Figure dataset records:
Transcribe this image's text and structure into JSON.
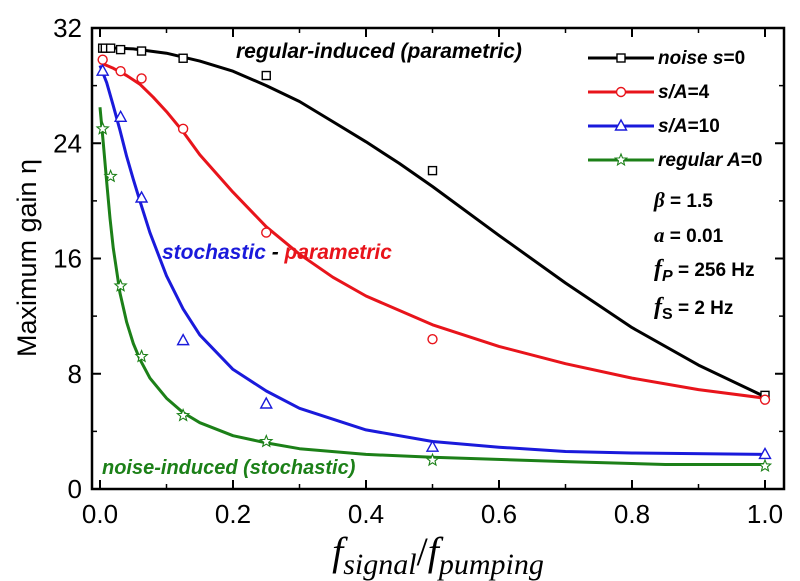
{
  "chart_data": {
    "type": "line",
    "xlim": [
      0,
      1.05
    ],
    "ylim": [
      0,
      32
    ],
    "x_ticks": [
      "0.0",
      "0.2",
      "0.4",
      "0.6",
      "0.8",
      "1.0"
    ],
    "y_ticks": [
      "0",
      "8",
      "16",
      "24",
      "32"
    ],
    "ylabel": "Maximum gain η",
    "xlabel": {
      "f1": "f",
      "sub1": "signal",
      "slash": "/",
      "f2": "f",
      "sub2": "pumping"
    },
    "series": [
      {
        "name": "noise s=0",
        "legend_pre": "noise ",
        "legend_var": "s",
        "legend_post": "=0",
        "color": "#000000",
        "marker": "square",
        "points": [
          [
            0.004,
            30.6
          ],
          [
            0.008,
            30.6
          ],
          [
            0.016,
            30.6
          ],
          [
            0.031,
            30.5
          ],
          [
            0.0625,
            30.4
          ],
          [
            0.125,
            29.9
          ],
          [
            0.25,
            28.7
          ],
          [
            0.5,
            22.1
          ],
          [
            1.0,
            6.5
          ]
        ],
        "curve": [
          [
            0.0,
            30.65
          ],
          [
            0.05,
            30.55
          ],
          [
            0.1,
            30.25
          ],
          [
            0.15,
            29.7
          ],
          [
            0.2,
            29.0
          ],
          [
            0.25,
            28.0
          ],
          [
            0.3,
            26.9
          ],
          [
            0.35,
            25.5
          ],
          [
            0.4,
            24.1
          ],
          [
            0.45,
            22.6
          ],
          [
            0.5,
            21.0
          ],
          [
            0.6,
            17.6
          ],
          [
            0.7,
            14.3
          ],
          [
            0.8,
            11.2
          ],
          [
            0.9,
            8.6
          ],
          [
            1.0,
            6.4
          ]
        ]
      },
      {
        "name": "s/A=4",
        "legend_pre": "",
        "legend_var": "s/A",
        "legend_post": "=4",
        "color": "#e8141b",
        "marker": "circle",
        "points": [
          [
            0.004,
            29.8
          ],
          [
            0.031,
            29.0
          ],
          [
            0.0625,
            28.5
          ],
          [
            0.125,
            25.0
          ],
          [
            0.25,
            17.8
          ],
          [
            0.5,
            10.4
          ],
          [
            1.0,
            6.2
          ]
        ],
        "curve": [
          [
            0.0,
            29.6
          ],
          [
            0.02,
            29.2
          ],
          [
            0.04,
            28.7
          ],
          [
            0.06,
            28.1
          ],
          [
            0.08,
            27.2
          ],
          [
            0.1,
            26.2
          ],
          [
            0.125,
            24.8
          ],
          [
            0.15,
            23.2
          ],
          [
            0.2,
            20.6
          ],
          [
            0.25,
            18.2
          ],
          [
            0.3,
            16.3
          ],
          [
            0.35,
            14.7
          ],
          [
            0.4,
            13.4
          ],
          [
            0.5,
            11.4
          ],
          [
            0.6,
            9.9
          ],
          [
            0.7,
            8.7
          ],
          [
            0.8,
            7.7
          ],
          [
            0.9,
            6.9
          ],
          [
            1.0,
            6.3
          ]
        ]
      },
      {
        "name": "s/A=10",
        "legend_pre": "",
        "legend_var": "s/A",
        "legend_post": "=10",
        "color": "#1a1adb",
        "marker": "triangle",
        "points": [
          [
            0.004,
            29.0
          ],
          [
            0.031,
            25.8
          ],
          [
            0.0625,
            20.2
          ],
          [
            0.125,
            10.3
          ],
          [
            0.25,
            5.9
          ],
          [
            0.5,
            2.9
          ],
          [
            1.0,
            2.4
          ]
        ],
        "curve": [
          [
            0.0,
            29.4
          ],
          [
            0.01,
            28.2
          ],
          [
            0.02,
            26.6
          ],
          [
            0.03,
            24.9
          ],
          [
            0.04,
            23.1
          ],
          [
            0.05,
            21.5
          ],
          [
            0.06,
            20.0
          ],
          [
            0.075,
            17.8
          ],
          [
            0.1,
            14.8
          ],
          [
            0.125,
            12.5
          ],
          [
            0.15,
            10.7
          ],
          [
            0.2,
            8.3
          ],
          [
            0.25,
            6.8
          ],
          [
            0.3,
            5.6
          ],
          [
            0.4,
            4.1
          ],
          [
            0.5,
            3.3
          ],
          [
            0.6,
            2.9
          ],
          [
            0.7,
            2.6
          ],
          [
            0.8,
            2.5
          ],
          [
            1.0,
            2.4
          ]
        ]
      },
      {
        "name": "regular A=0",
        "legend_pre": "regular ",
        "legend_var": "A",
        "legend_post": "=0",
        "color": "#1c8018",
        "marker": "star",
        "points": [
          [
            0.004,
            25.0
          ],
          [
            0.016,
            21.7
          ],
          [
            0.031,
            14.1
          ],
          [
            0.0625,
            9.2
          ],
          [
            0.125,
            5.1
          ],
          [
            0.25,
            3.3
          ],
          [
            0.5,
            2.0
          ],
          [
            1.0,
            1.6
          ]
        ],
        "curve": [
          [
            0.0,
            26.5
          ],
          [
            0.005,
            24.0
          ],
          [
            0.01,
            21.3
          ],
          [
            0.015,
            18.8
          ],
          [
            0.02,
            16.7
          ],
          [
            0.03,
            13.6
          ],
          [
            0.04,
            11.6
          ],
          [
            0.05,
            10.1
          ],
          [
            0.06,
            9.0
          ],
          [
            0.075,
            7.7
          ],
          [
            0.1,
            6.3
          ],
          [
            0.125,
            5.3
          ],
          [
            0.15,
            4.6
          ],
          [
            0.2,
            3.7
          ],
          [
            0.25,
            3.2
          ],
          [
            0.3,
            2.8
          ],
          [
            0.4,
            2.4
          ],
          [
            0.5,
            2.2
          ],
          [
            0.7,
            1.9
          ],
          [
            0.85,
            1.7
          ],
          [
            1.0,
            1.7
          ]
        ]
      }
    ],
    "legend_position": "top-right",
    "parameters": [
      {
        "sym": "β",
        "sub": "",
        "rest": " = 1.5"
      },
      {
        "sym": "a",
        "sub": "",
        "rest": " = 0.01"
      },
      {
        "sym": "f",
        "sub": "P",
        "rest": " = 256 Hz"
      },
      {
        "sym": "f",
        "sub": "S",
        "rest": " = 2 Hz"
      }
    ],
    "annotations": {
      "regular_induced": "regular-induced (parametric)",
      "stochastic": "stochastic",
      "dash": " - ",
      "parametric": "parametric",
      "noise_induced": "noise-induced (stochastic)"
    }
  }
}
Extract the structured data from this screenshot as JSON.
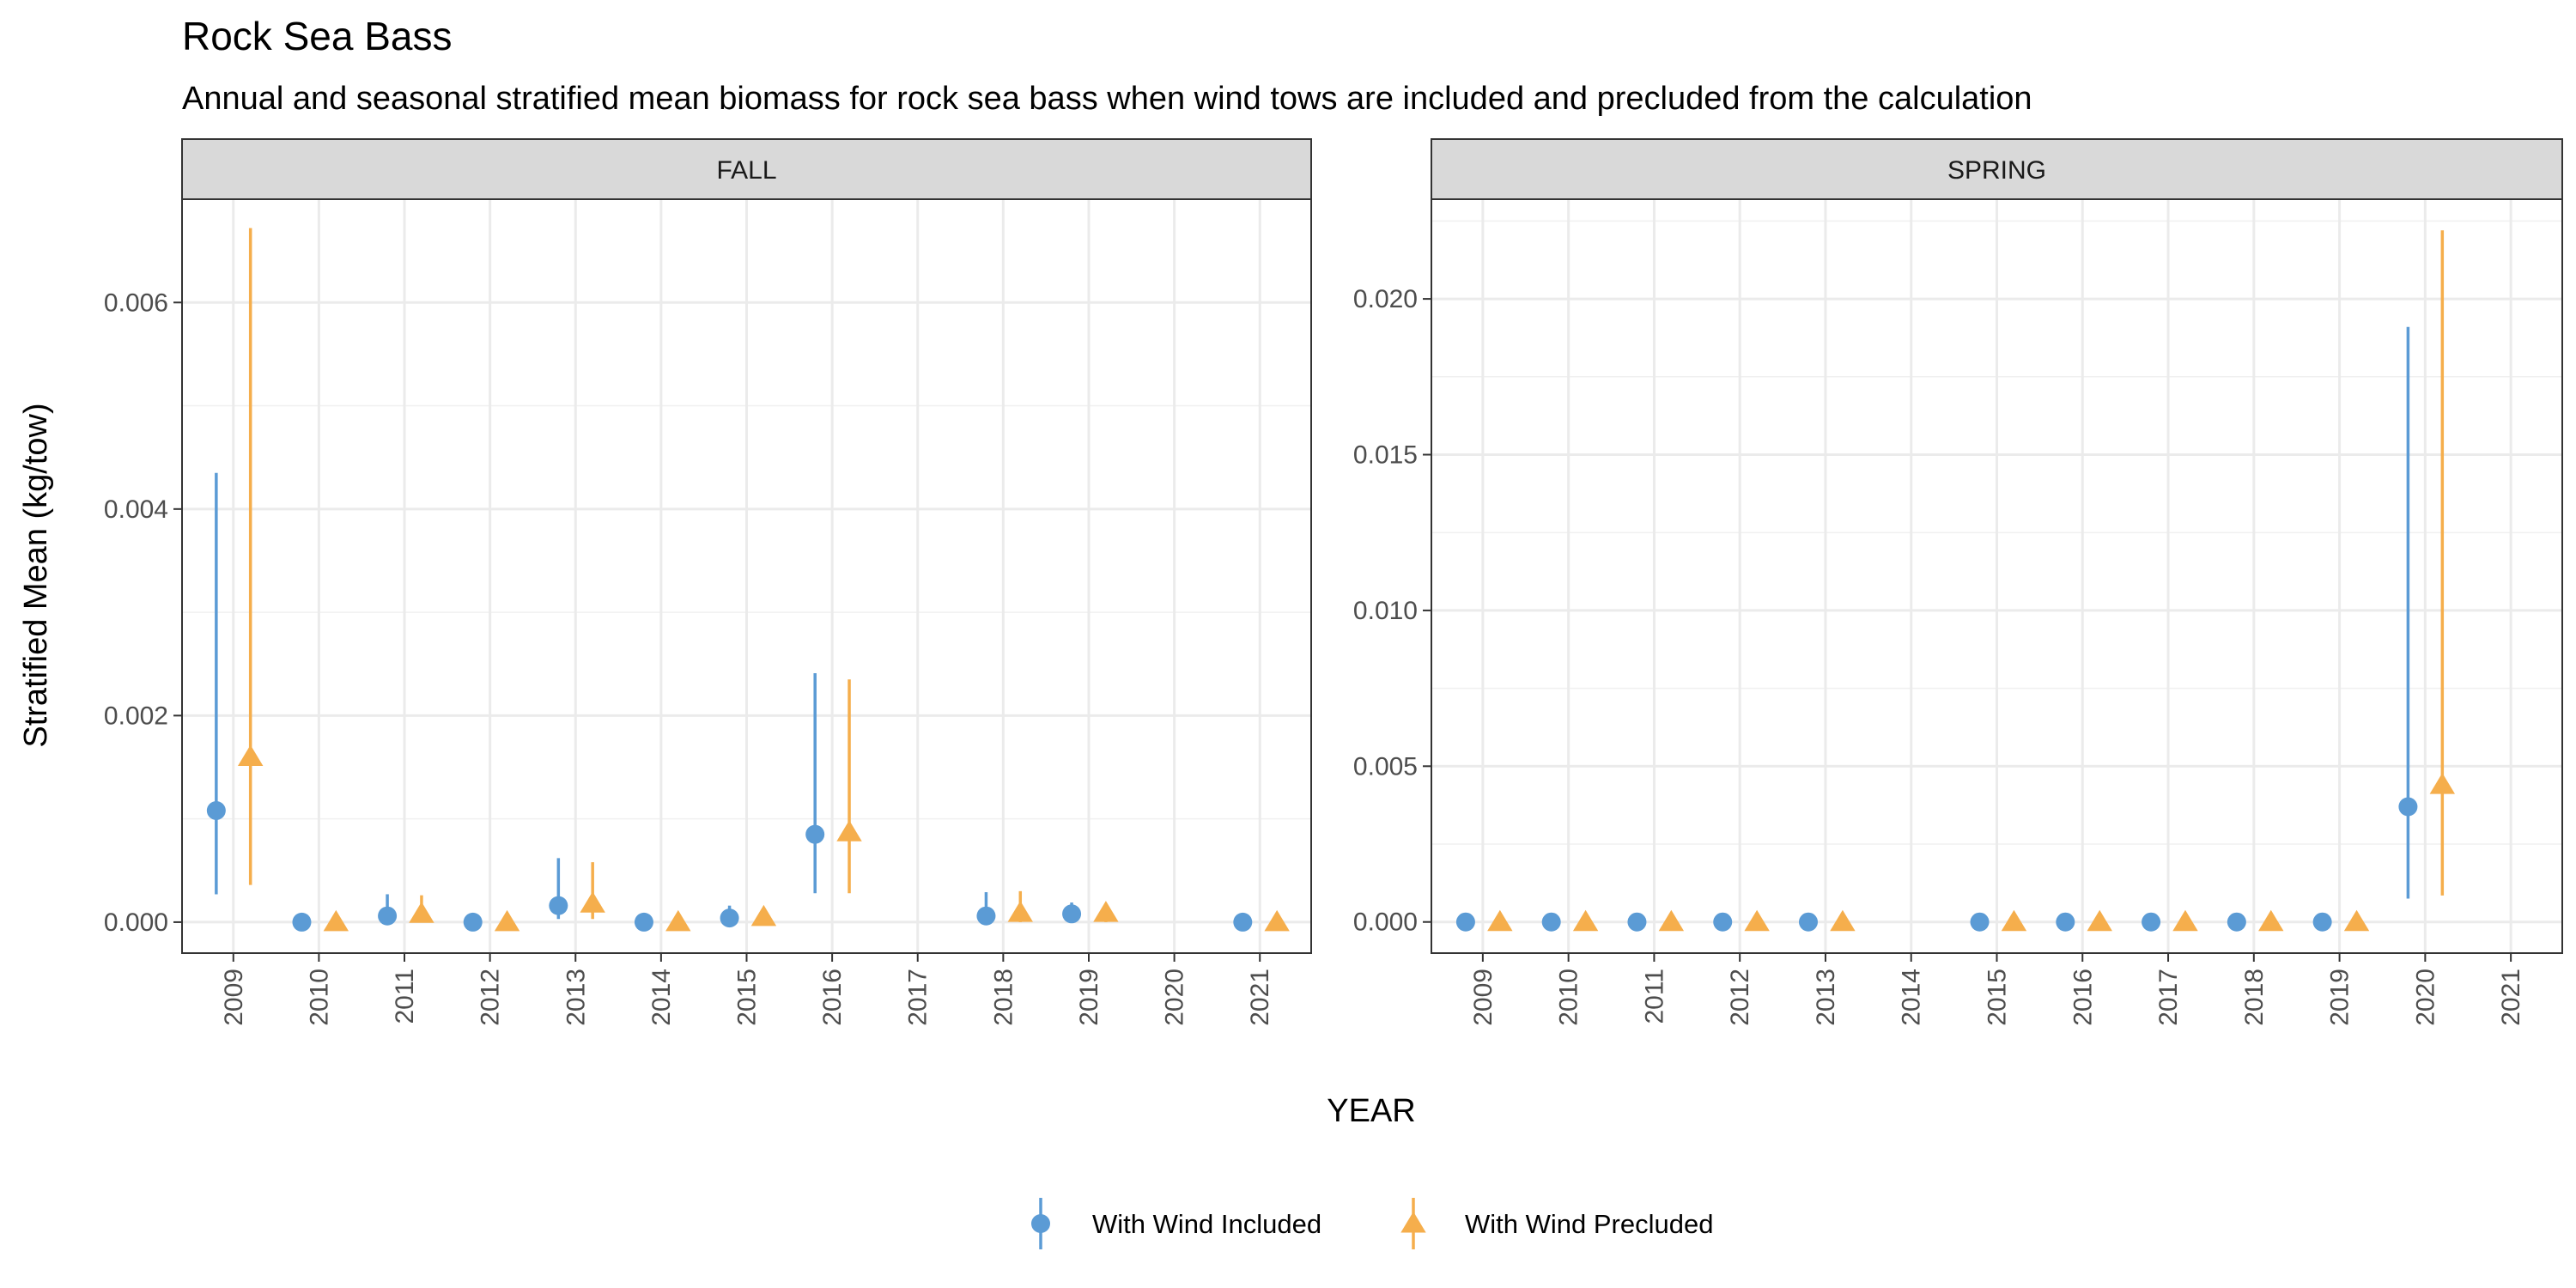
{
  "title": "Rock Sea Bass",
  "subtitle": "Annual and seasonal stratified mean biomass for rock sea bass when wind tows are included and precluded from the calculation",
  "colors": {
    "included": "#5b9bd5",
    "precluded": "#f5ae4c"
  },
  "chart_data": {
    "type": "scatter",
    "xlabel": "YEAR",
    "ylabel": "Stratified Mean (kg/tow)",
    "legend_position": "bottom",
    "grid": true,
    "series_names": [
      "With Wind Included",
      "With Wind Precluded"
    ],
    "x_categories": [
      "2009",
      "2010",
      "2011",
      "2012",
      "2013",
      "2014",
      "2015",
      "2016",
      "2017",
      "2018",
      "2019",
      "2020",
      "2021"
    ],
    "panels": [
      {
        "strip": "FALL",
        "ylim": [
          -0.0003,
          0.007
        ],
        "yticks": [
          0,
          0.002,
          0.004,
          0.006
        ],
        "ytick_labels": [
          "0.000",
          "0.002",
          "0.004",
          "0.006"
        ],
        "included": [
          {
            "year": "2009",
            "mean": 0.00108,
            "lower": 0.00027,
            "upper": 0.00435
          },
          {
            "year": "2010",
            "mean": 0.0,
            "lower": 0.0,
            "upper": 0.0
          },
          {
            "year": "2011",
            "mean": 6e-05,
            "lower": 0.0,
            "upper": 0.00027
          },
          {
            "year": "2012",
            "mean": 0.0,
            "lower": 0.0,
            "upper": 0.0
          },
          {
            "year": "2013",
            "mean": 0.00016,
            "lower": 3e-05,
            "upper": 0.00062
          },
          {
            "year": "2014",
            "mean": 0.0,
            "lower": 0.0,
            "upper": 0.0
          },
          {
            "year": "2015",
            "mean": 4e-05,
            "lower": 0.0,
            "upper": 0.00016
          },
          {
            "year": "2016",
            "mean": 0.00085,
            "lower": 0.00028,
            "upper": 0.00241
          },
          {
            "year": "2018",
            "mean": 6e-05,
            "lower": 0.0,
            "upper": 0.00029
          },
          {
            "year": "2019",
            "mean": 8e-05,
            "lower": 2e-05,
            "upper": 0.00019
          },
          {
            "year": "2021",
            "mean": 0.0,
            "lower": 0.0,
            "upper": 0.0
          }
        ],
        "precluded": [
          {
            "year": "2009",
            "mean": 0.0016,
            "lower": 0.00036,
            "upper": 0.00672
          },
          {
            "year": "2010",
            "mean": 0.0,
            "lower": 0.0,
            "upper": 0.0
          },
          {
            "year": "2011",
            "mean": 8e-05,
            "lower": 0.0,
            "upper": 0.00026
          },
          {
            "year": "2012",
            "mean": 0.0,
            "lower": 0.0,
            "upper": 0.0
          },
          {
            "year": "2013",
            "mean": 0.00018,
            "lower": 3e-05,
            "upper": 0.00058
          },
          {
            "year": "2014",
            "mean": 0.0,
            "lower": 0.0,
            "upper": 0.0
          },
          {
            "year": "2015",
            "mean": 5e-05,
            "lower": 0.0,
            "upper": 0.00012
          },
          {
            "year": "2016",
            "mean": 0.00087,
            "lower": 0.00028,
            "upper": 0.00235
          },
          {
            "year": "2018",
            "mean": 9e-05,
            "lower": 0.0,
            "upper": 0.0003
          },
          {
            "year": "2019",
            "mean": 9e-05,
            "lower": 0.0,
            "upper": 0.00018
          },
          {
            "year": "2021",
            "mean": 0.0,
            "lower": 0.0,
            "upper": 0.0
          }
        ]
      },
      {
        "strip": "SPRING",
        "ylim": [
          -0.001,
          0.0232
        ],
        "yticks": [
          0,
          0.005,
          0.01,
          0.015,
          0.02
        ],
        "ytick_labels": [
          "0.000",
          "0.005",
          "0.010",
          "0.015",
          "0.020"
        ],
        "included": [
          {
            "year": "2009",
            "mean": 0.0,
            "lower": 0.0,
            "upper": 0.0
          },
          {
            "year": "2010",
            "mean": 0.0,
            "lower": 0.0,
            "upper": 0.0
          },
          {
            "year": "2011",
            "mean": 0.0,
            "lower": 0.0,
            "upper": 0.0
          },
          {
            "year": "2012",
            "mean": 0.0,
            "lower": 0.0,
            "upper": 0.0
          },
          {
            "year": "2013",
            "mean": 0.0,
            "lower": 0.0,
            "upper": 0.0
          },
          {
            "year": "2015",
            "mean": 0.0,
            "lower": 0.0,
            "upper": 0.0
          },
          {
            "year": "2016",
            "mean": 0.0,
            "lower": 0.0,
            "upper": 0.0
          },
          {
            "year": "2017",
            "mean": 0.0,
            "lower": 0.0,
            "upper": 0.0
          },
          {
            "year": "2018",
            "mean": 0.0,
            "lower": 0.0,
            "upper": 0.0
          },
          {
            "year": "2019",
            "mean": 0.0,
            "lower": 0.0,
            "upper": 0.0
          },
          {
            "year": "2020",
            "mean": 0.0037,
            "lower": 0.00075,
            "upper": 0.0191
          }
        ],
        "precluded": [
          {
            "year": "2009",
            "mean": 0.0,
            "lower": 0.0,
            "upper": 0.0
          },
          {
            "year": "2010",
            "mean": 0.0,
            "lower": 0.0,
            "upper": 0.0
          },
          {
            "year": "2011",
            "mean": 0.0,
            "lower": 0.0,
            "upper": 0.0
          },
          {
            "year": "2012",
            "mean": 0.0,
            "lower": 0.0,
            "upper": 0.0
          },
          {
            "year": "2013",
            "mean": 0.0,
            "lower": 0.0,
            "upper": 0.0
          },
          {
            "year": "2015",
            "mean": 0.0,
            "lower": 0.0,
            "upper": 0.0
          },
          {
            "year": "2016",
            "mean": 0.0,
            "lower": 0.0,
            "upper": 0.0
          },
          {
            "year": "2017",
            "mean": 0.0,
            "lower": 0.0,
            "upper": 0.0
          },
          {
            "year": "2018",
            "mean": 0.0,
            "lower": 0.0,
            "upper": 0.0
          },
          {
            "year": "2019",
            "mean": 0.0,
            "lower": 0.0,
            "upper": 0.0
          },
          {
            "year": "2020",
            "mean": 0.0044,
            "lower": 0.00085,
            "upper": 0.0222
          }
        ]
      }
    ]
  }
}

TASK ▸ Give the number of lines where the string "regular" occurs, without any further text.

SOLUTION TO THE PROBLEM ▸ 3